* To be done *
Return all lines below containing the word "SDTVAR".

===== Task data

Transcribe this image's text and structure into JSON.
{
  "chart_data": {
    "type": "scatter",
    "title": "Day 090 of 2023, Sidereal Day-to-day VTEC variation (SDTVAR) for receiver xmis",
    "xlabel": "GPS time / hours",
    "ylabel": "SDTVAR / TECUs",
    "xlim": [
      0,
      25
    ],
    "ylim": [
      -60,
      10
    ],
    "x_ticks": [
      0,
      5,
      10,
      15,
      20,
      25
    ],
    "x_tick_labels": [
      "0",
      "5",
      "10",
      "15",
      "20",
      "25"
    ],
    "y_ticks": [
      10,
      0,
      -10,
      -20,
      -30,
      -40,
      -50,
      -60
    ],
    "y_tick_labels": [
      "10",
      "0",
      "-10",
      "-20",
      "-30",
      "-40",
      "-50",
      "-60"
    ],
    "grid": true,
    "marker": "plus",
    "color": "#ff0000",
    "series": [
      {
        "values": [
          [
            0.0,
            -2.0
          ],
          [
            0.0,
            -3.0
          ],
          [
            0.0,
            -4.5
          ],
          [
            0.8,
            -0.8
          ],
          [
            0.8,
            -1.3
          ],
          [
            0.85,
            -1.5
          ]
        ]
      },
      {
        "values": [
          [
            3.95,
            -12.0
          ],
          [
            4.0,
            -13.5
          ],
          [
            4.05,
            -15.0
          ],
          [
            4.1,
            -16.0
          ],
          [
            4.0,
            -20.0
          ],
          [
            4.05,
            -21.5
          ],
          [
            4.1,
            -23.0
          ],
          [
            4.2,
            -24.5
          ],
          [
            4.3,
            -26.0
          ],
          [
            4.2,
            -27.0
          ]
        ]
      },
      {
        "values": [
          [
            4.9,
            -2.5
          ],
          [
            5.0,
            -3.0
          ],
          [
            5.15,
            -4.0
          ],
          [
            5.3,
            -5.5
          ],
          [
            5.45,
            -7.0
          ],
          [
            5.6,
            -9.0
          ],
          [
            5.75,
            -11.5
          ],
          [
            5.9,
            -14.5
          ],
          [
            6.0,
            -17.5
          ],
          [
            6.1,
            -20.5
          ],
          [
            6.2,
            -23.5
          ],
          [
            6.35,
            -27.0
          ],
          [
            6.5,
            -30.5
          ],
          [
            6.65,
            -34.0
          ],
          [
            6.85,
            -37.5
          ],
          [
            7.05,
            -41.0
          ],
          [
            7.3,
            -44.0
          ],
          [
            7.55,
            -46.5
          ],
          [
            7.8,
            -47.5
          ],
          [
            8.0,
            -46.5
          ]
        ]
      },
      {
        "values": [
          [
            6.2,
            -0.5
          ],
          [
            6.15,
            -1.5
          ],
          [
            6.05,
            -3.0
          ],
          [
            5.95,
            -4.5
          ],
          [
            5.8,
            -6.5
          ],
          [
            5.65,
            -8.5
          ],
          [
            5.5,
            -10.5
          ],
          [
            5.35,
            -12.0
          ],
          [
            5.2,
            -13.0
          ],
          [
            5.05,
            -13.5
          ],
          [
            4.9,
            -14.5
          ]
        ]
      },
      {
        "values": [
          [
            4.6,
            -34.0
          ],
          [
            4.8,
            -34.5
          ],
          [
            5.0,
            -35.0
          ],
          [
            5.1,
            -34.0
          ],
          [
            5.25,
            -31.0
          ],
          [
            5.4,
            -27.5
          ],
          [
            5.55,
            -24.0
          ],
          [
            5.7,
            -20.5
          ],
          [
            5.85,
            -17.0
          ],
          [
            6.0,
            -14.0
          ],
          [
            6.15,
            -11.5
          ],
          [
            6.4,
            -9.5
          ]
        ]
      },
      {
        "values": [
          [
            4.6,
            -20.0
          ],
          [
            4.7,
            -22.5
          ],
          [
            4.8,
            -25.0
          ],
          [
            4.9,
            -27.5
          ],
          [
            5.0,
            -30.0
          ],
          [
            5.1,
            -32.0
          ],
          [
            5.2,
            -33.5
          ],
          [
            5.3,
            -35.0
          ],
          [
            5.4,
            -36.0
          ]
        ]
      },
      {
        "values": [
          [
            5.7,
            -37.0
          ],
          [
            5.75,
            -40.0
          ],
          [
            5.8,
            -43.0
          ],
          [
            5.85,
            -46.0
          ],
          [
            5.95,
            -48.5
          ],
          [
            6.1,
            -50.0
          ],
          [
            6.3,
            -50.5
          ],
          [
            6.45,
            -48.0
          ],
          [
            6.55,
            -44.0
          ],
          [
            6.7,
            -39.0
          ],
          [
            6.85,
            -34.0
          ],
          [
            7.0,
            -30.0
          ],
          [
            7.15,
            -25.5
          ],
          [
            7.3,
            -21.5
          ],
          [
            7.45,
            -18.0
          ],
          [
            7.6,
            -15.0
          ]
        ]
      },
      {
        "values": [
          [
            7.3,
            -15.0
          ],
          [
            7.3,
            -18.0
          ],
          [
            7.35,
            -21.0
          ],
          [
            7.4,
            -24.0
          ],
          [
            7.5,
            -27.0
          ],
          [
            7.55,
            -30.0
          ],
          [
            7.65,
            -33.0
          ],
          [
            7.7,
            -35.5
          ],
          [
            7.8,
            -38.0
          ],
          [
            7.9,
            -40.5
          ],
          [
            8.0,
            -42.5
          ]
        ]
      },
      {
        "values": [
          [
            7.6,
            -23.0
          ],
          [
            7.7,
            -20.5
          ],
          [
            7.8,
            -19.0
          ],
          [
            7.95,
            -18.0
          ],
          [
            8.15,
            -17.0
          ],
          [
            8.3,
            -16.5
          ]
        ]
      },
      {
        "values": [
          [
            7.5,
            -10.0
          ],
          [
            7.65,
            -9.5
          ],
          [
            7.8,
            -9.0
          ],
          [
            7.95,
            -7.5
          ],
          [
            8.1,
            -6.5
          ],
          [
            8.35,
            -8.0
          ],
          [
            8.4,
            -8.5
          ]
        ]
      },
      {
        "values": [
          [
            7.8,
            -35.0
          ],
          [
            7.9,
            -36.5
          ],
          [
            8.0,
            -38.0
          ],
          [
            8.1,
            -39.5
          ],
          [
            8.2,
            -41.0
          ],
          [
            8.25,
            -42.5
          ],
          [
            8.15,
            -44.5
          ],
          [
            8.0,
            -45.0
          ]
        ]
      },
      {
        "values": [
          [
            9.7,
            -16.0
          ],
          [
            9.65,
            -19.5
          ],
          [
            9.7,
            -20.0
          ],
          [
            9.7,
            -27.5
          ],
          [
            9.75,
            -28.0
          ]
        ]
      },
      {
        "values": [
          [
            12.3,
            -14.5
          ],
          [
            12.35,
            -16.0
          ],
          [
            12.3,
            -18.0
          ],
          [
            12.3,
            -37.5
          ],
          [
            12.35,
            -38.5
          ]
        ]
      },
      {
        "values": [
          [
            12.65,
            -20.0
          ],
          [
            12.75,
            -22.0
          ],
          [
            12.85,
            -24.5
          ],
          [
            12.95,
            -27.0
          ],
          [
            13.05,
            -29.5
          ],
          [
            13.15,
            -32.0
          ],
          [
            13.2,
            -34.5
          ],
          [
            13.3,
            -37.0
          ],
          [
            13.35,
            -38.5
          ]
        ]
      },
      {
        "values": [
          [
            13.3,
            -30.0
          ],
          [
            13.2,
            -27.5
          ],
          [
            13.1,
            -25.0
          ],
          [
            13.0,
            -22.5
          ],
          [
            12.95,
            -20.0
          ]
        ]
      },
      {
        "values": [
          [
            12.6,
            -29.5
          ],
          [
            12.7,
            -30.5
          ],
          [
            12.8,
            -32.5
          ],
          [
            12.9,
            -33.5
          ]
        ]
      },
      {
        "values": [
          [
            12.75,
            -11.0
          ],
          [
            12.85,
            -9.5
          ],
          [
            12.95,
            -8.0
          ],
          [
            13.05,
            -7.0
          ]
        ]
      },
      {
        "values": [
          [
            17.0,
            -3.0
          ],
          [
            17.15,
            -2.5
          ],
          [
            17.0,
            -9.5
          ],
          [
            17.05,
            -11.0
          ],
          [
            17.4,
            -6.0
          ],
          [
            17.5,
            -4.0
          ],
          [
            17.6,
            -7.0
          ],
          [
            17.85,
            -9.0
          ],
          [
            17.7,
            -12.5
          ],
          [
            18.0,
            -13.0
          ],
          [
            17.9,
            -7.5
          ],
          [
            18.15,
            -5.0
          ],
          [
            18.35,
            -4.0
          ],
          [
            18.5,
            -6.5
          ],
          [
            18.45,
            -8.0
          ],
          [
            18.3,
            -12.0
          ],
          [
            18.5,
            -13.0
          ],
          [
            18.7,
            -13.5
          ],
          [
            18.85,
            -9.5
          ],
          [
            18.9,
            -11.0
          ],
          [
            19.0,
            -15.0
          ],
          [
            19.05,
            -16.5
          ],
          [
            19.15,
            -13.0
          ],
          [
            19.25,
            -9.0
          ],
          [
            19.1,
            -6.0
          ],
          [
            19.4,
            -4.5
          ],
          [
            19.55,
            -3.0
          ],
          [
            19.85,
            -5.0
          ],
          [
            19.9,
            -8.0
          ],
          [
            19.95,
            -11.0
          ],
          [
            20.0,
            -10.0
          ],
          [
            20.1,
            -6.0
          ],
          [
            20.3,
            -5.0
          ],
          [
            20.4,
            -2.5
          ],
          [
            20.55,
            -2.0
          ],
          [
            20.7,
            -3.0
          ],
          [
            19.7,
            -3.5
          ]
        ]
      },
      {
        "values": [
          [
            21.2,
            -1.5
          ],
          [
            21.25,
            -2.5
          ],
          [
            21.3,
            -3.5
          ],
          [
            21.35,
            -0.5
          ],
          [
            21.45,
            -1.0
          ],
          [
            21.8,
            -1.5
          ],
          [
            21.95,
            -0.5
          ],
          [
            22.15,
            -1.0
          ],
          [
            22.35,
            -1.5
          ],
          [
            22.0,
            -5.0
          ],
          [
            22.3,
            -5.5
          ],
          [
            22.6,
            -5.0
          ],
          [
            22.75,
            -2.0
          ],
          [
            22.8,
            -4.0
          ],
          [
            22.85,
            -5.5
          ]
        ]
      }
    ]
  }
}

==========

* Answer in full *
    "title": "Day 090 of 2023, Sidereal Day-to-day VTEC variation (SDTVAR) for receiver xmis",
    "ylabel": "SDTVAR / TECUs",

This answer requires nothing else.